* **Supplied records**
__________

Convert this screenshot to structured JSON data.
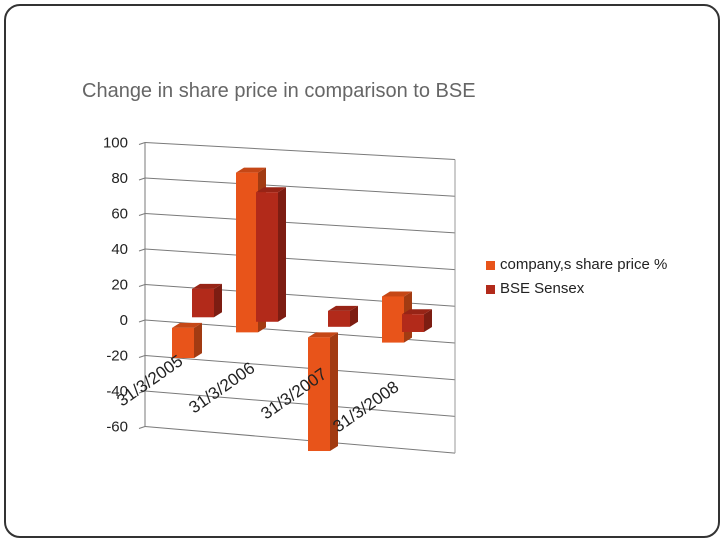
{
  "chart_data": {
    "type": "bar",
    "title": "Change in share price in comparison to BSE",
    "categories": [
      "31/3/2005",
      "31/3/2006",
      "31/3/2007",
      "31/3/2008"
    ],
    "series": [
      {
        "name": "company,s share price %",
        "values": [
          -17,
          90,
          -64,
          26
        ],
        "color": "#E8541A"
      },
      {
        "name": "BSE Sensex",
        "values": [
          16,
          73,
          9,
          10
        ],
        "color": "#B22A1A"
      }
    ],
    "ylim": [
      -60,
      100
    ],
    "yticks": [
      "100",
      "80",
      "60",
      "40",
      "20",
      "0",
      "-20",
      "-40",
      "-60"
    ],
    "grid": true,
    "legend_position": "right",
    "xlabel": "",
    "ylabel": ""
  }
}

__________

* **Task directions**
Scan the entries above. Copy each line that has the string "name".

* **The answer**
        "name": "company,s share price %",
        "name": "BSE Sensex",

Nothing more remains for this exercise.